Dataset rows:
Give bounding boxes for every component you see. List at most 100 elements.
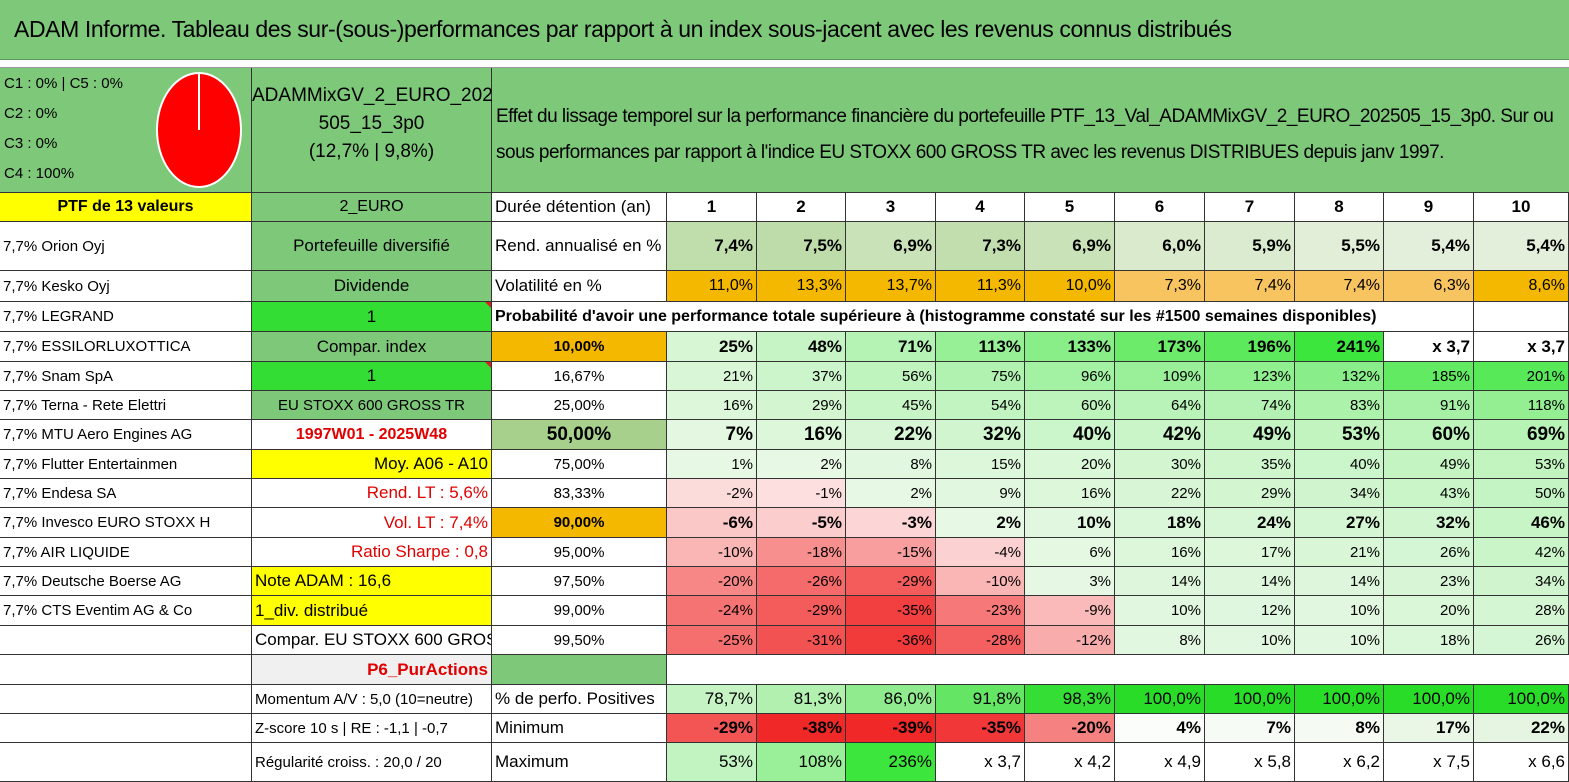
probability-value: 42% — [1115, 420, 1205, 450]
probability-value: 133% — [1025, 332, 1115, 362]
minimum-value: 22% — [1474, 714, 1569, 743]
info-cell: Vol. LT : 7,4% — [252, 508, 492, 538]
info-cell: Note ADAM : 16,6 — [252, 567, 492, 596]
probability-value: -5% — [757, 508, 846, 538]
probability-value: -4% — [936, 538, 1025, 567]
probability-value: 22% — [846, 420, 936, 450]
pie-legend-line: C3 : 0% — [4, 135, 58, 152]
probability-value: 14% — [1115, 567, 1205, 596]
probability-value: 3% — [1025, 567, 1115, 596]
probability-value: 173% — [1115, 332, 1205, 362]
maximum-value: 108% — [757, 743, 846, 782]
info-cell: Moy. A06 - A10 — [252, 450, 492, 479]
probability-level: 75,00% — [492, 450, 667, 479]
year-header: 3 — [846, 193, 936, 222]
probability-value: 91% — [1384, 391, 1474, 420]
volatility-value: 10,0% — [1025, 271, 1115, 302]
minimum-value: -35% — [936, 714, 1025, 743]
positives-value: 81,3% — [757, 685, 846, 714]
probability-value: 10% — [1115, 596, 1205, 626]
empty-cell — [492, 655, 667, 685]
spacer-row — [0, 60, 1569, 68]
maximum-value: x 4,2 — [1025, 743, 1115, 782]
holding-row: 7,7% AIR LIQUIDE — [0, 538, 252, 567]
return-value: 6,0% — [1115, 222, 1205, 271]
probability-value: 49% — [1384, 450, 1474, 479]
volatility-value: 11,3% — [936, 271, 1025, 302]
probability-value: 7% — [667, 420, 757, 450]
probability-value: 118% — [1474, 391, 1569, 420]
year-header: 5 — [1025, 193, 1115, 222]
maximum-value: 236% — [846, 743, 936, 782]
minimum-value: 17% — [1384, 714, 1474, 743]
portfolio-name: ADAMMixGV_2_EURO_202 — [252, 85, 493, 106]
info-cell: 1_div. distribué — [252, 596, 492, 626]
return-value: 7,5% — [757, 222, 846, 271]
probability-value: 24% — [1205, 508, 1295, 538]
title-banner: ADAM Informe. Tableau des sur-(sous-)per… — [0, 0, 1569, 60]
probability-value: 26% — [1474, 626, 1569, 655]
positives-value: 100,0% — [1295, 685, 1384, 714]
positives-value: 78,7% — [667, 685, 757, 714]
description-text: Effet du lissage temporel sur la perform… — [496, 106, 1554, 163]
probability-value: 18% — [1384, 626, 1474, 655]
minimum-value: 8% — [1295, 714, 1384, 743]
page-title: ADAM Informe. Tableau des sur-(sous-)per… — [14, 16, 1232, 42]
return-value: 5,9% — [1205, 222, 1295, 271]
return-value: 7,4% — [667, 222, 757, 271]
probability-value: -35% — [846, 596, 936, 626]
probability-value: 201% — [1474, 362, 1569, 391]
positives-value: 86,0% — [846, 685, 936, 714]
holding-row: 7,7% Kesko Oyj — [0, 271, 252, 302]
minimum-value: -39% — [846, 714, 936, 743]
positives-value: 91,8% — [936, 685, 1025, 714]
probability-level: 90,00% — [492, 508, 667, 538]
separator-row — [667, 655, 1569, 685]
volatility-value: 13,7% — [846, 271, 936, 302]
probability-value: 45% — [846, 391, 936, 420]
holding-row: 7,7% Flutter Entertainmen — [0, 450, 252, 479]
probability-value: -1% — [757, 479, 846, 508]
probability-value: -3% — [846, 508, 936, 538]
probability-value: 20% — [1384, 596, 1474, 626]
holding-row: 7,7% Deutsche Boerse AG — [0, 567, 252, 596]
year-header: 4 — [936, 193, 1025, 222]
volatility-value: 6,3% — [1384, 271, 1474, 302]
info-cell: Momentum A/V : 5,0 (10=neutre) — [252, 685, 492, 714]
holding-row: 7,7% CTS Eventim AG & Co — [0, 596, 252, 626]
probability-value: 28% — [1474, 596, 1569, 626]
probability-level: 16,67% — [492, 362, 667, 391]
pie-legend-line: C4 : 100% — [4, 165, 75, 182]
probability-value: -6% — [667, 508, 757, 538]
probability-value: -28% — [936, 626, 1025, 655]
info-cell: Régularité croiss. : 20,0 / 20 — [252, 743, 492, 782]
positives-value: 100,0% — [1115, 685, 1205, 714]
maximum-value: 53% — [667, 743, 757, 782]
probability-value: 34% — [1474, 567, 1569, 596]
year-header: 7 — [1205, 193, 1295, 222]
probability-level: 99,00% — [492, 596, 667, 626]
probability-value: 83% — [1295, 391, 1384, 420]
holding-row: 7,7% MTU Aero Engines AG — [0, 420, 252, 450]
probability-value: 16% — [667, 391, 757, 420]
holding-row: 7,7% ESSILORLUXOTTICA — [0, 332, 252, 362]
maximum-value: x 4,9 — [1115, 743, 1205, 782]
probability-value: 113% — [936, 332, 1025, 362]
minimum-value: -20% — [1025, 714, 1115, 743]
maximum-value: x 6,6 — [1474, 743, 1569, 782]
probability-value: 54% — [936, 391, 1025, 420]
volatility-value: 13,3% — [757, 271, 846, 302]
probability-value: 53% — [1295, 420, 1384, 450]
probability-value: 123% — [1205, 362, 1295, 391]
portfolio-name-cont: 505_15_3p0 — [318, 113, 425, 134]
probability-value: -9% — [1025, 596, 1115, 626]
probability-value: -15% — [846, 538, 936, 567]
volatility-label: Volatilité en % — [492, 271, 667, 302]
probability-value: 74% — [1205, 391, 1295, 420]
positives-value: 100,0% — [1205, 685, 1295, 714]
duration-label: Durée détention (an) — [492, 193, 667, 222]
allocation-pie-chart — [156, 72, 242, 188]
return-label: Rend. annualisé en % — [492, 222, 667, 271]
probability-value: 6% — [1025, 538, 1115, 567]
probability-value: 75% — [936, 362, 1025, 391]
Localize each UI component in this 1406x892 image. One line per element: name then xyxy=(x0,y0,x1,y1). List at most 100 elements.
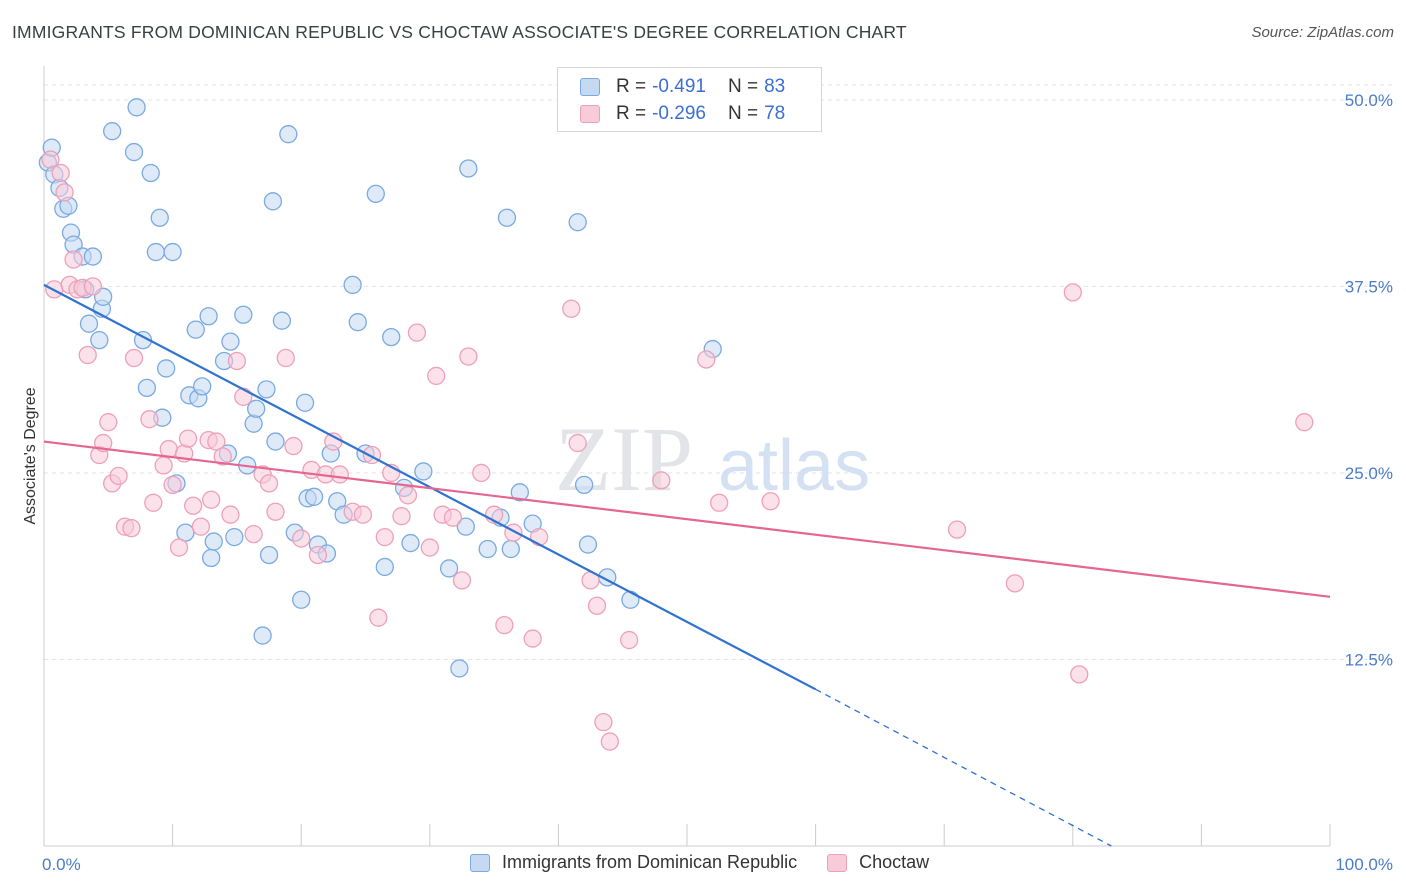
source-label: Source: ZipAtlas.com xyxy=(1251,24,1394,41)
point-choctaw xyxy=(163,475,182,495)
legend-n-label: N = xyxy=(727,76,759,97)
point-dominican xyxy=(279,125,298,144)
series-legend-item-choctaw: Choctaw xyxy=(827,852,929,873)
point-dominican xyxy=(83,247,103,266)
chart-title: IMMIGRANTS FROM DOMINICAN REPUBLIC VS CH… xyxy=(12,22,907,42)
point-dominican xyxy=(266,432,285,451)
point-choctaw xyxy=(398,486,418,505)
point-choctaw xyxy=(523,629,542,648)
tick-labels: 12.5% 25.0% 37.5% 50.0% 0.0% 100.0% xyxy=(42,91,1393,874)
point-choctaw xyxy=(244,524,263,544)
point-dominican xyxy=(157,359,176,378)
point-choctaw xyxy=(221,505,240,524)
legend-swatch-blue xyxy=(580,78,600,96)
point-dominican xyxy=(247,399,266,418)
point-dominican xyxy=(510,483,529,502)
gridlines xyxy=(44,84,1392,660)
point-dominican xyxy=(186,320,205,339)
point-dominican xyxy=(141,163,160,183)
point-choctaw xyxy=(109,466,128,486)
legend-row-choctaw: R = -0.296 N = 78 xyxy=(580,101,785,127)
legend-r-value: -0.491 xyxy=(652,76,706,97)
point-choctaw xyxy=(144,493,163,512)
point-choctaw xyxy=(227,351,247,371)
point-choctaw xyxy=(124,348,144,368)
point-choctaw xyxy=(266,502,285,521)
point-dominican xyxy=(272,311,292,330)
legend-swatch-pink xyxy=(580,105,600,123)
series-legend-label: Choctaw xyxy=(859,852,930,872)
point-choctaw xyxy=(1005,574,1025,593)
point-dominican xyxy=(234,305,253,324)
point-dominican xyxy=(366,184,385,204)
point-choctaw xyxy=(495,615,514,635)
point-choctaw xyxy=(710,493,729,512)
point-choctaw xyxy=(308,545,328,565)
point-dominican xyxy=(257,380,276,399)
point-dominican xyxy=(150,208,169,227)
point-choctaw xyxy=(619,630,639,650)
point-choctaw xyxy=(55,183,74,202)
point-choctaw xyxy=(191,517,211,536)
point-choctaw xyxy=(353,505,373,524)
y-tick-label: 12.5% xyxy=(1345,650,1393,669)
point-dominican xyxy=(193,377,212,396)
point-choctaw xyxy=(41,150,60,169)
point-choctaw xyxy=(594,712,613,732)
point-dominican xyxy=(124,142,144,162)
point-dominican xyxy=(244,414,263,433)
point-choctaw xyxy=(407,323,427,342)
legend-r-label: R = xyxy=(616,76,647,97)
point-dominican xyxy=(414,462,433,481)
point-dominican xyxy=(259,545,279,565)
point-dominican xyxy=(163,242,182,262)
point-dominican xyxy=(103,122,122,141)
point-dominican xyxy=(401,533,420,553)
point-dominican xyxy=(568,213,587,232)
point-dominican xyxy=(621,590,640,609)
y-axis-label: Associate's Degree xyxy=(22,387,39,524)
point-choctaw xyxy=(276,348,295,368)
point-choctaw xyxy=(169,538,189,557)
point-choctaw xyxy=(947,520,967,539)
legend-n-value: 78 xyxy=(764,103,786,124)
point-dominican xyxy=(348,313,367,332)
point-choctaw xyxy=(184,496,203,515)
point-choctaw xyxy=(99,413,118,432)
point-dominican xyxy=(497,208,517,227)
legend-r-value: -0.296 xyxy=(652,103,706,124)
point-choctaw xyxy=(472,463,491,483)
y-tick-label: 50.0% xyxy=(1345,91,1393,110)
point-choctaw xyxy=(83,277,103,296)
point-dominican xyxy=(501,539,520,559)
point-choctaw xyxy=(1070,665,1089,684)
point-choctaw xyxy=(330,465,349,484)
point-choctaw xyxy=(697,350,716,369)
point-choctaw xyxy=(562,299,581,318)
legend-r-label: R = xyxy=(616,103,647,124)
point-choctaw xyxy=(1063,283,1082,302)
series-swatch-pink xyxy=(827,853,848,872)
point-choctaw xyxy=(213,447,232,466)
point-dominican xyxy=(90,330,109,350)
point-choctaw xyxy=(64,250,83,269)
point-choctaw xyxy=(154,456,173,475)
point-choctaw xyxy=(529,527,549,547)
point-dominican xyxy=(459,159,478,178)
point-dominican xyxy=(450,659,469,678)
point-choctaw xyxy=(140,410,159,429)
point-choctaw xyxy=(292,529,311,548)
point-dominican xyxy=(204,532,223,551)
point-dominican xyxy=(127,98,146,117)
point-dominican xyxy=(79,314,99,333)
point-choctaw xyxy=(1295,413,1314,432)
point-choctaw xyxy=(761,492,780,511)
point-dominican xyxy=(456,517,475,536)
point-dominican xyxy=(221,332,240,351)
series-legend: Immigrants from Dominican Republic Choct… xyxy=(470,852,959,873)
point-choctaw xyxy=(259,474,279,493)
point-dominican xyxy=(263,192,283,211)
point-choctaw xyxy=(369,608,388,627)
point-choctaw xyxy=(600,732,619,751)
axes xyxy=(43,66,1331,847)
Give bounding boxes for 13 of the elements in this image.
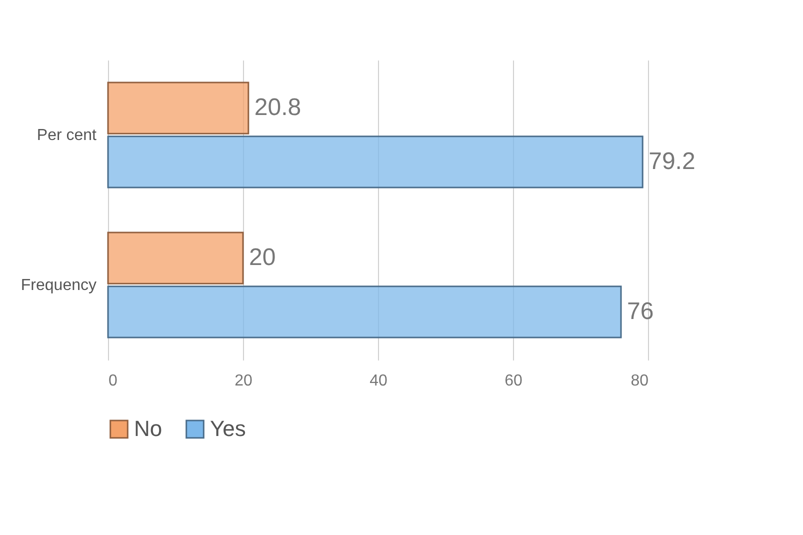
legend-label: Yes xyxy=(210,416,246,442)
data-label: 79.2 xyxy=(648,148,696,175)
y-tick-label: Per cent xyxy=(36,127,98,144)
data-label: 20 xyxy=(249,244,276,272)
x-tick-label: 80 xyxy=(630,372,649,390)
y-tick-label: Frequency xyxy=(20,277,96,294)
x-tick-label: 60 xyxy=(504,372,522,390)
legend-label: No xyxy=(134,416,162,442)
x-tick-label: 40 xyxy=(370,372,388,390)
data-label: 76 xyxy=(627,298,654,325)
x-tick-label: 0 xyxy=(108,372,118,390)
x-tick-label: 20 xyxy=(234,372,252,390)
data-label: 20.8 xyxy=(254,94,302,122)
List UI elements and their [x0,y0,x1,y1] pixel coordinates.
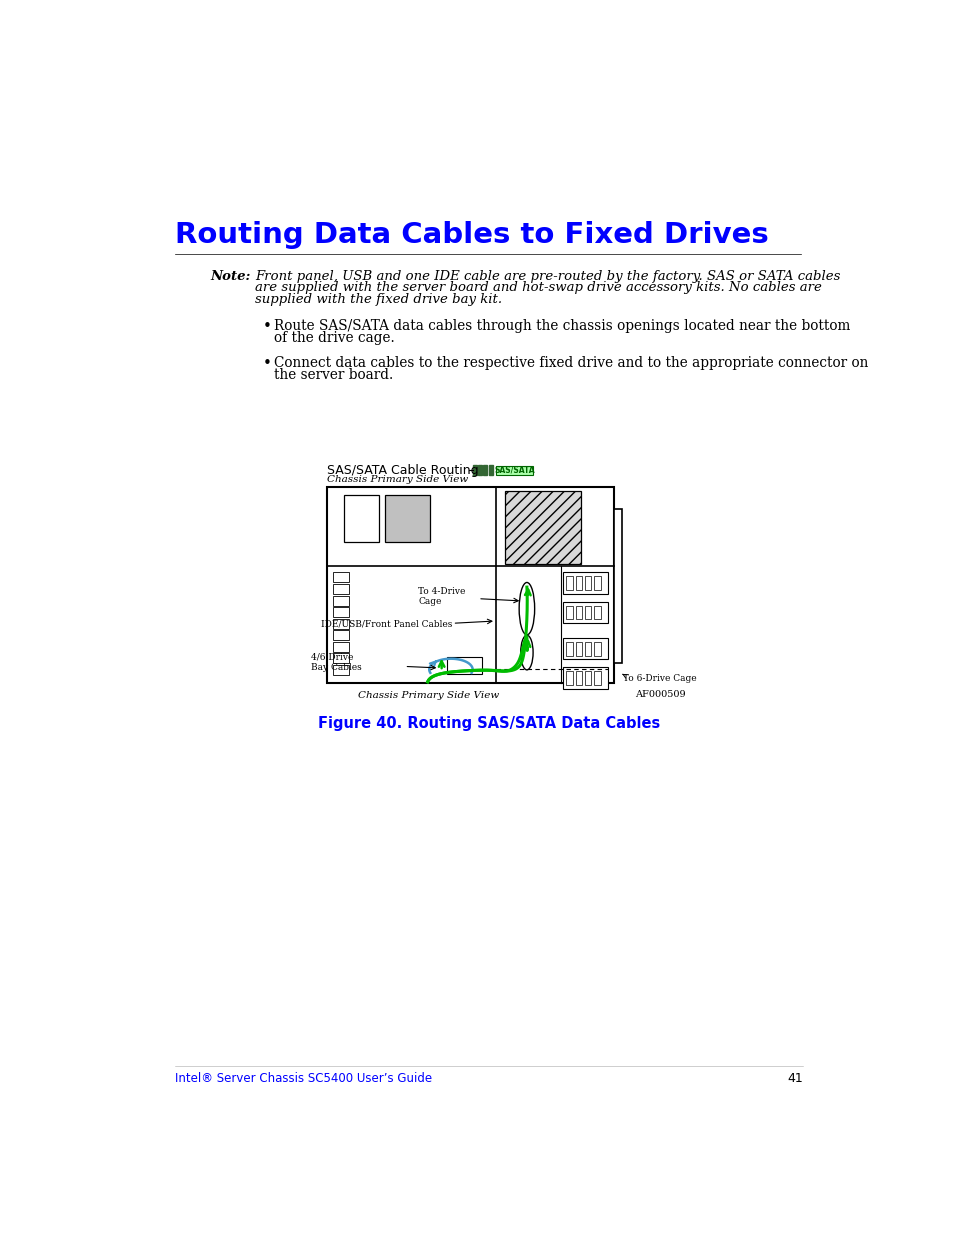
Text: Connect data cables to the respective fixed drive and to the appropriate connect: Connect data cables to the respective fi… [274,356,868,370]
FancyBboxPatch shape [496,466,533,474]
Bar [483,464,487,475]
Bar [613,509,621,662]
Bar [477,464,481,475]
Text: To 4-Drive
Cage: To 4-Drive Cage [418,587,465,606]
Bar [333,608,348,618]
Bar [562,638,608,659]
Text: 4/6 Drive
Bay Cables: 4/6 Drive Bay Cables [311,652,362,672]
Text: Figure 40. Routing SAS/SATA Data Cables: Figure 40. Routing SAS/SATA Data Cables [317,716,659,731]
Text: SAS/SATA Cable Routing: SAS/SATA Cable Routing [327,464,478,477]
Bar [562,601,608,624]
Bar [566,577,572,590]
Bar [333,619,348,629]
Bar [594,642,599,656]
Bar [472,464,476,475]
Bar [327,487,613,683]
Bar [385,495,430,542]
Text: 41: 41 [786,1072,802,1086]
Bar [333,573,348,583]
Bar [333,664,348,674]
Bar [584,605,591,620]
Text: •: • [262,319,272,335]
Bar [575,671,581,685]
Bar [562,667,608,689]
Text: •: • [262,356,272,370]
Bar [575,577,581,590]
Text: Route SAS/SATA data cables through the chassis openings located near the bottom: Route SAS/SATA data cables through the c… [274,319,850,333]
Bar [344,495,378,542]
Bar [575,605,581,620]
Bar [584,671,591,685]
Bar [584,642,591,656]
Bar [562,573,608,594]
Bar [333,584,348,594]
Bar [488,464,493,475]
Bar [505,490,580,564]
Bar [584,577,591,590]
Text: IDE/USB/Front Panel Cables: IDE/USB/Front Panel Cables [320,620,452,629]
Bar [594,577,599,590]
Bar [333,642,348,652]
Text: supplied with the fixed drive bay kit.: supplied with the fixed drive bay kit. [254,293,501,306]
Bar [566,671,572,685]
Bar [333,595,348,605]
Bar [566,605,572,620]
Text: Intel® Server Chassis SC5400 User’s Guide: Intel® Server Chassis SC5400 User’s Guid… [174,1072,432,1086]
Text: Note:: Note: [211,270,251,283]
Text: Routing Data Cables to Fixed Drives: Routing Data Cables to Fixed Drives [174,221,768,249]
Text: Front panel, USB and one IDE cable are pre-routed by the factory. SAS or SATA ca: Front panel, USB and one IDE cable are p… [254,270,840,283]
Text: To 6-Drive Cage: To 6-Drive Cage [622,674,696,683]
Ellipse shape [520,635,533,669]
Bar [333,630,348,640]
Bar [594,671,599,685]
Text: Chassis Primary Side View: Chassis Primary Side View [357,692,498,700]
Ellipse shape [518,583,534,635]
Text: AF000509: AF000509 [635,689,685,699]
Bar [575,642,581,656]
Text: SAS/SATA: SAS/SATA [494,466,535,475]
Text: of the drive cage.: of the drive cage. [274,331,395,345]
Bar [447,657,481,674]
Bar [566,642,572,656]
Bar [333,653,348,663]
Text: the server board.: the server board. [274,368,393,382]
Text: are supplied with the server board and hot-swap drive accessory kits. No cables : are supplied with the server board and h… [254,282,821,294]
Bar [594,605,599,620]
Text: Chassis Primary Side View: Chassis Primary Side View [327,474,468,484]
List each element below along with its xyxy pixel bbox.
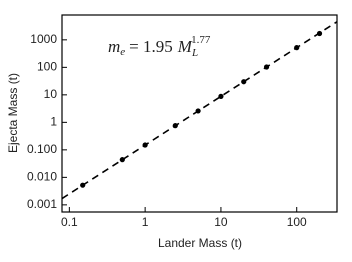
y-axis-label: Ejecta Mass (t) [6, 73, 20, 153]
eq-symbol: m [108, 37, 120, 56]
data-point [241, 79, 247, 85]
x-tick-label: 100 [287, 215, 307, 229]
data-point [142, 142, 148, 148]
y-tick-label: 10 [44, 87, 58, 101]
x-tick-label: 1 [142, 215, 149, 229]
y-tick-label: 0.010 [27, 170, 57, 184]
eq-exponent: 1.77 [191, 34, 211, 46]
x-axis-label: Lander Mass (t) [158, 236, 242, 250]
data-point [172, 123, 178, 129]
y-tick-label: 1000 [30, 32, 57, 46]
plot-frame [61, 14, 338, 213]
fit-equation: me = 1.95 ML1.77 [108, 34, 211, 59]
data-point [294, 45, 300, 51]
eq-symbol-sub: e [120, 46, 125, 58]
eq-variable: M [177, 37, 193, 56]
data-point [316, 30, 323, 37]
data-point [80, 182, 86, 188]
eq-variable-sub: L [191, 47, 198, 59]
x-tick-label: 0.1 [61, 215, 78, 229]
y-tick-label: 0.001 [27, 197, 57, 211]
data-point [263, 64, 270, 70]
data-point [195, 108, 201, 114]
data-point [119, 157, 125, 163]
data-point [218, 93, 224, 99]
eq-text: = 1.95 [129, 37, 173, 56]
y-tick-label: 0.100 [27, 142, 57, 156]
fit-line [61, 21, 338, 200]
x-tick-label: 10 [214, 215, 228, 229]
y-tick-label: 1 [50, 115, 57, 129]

Task requirements:
Recast the lines starting at the one containing "source-label: Source: ZipAtlas.com" and ending at the one containing "point-choctaw xyxy=(109,466,128,486)" as a Markdown table with two columns, No. and Line. Number each line and leave out blank lines.

Answer to the exercise:
| No. | Line |
|---|---|
| 1 | source-label: Source: ZipAtlas.com xyxy=(1251,24,1394,41) |
| 2 | point-choctaw xyxy=(163,475,182,495) |
| 3 | legend-n-label: N = xyxy=(727,76,759,97) |
| 4 | point-dominican xyxy=(279,125,298,144) |
| 5 | series-legend-item-choctaw: Choctaw xyxy=(827,852,929,873) |
| 6 | point-dominican xyxy=(83,247,103,266) |
| 7 | chart-title: IMMIGRANTS FROM DOMINICAN REPUBLIC VS CH… xyxy=(12,22,907,42) |
| 8 | point-dominican xyxy=(266,432,285,451) |
| 9 | point-choctaw xyxy=(398,486,418,505) |
| 10 | point-choctaw xyxy=(523,629,542,648) |
| 11 | tick-labels: 12.5% 25.0% 37.5% 50.0% 0.0% 100.0% xyxy=(42,91,1393,874) |
| 12 | point-choctaw xyxy=(244,524,263,544) |
| 13 | point-dominican xyxy=(157,359,176,378) |
| 14 | point-choctaw xyxy=(221,505,240,524) |
| 15 | legend-swatch-blue xyxy=(580,78,600,96) |
| 16 | point-dominican xyxy=(247,399,266,418) |
| 17 | point-dominican xyxy=(510,483,529,502) |
| 18 | gridlines xyxy=(44,84,1392,660) |
| 19 | point-dominican xyxy=(186,320,205,339) |
| 20 | point-dominican xyxy=(141,163,160,183) |
| 21 | point-choctaw xyxy=(109,466,128,486) |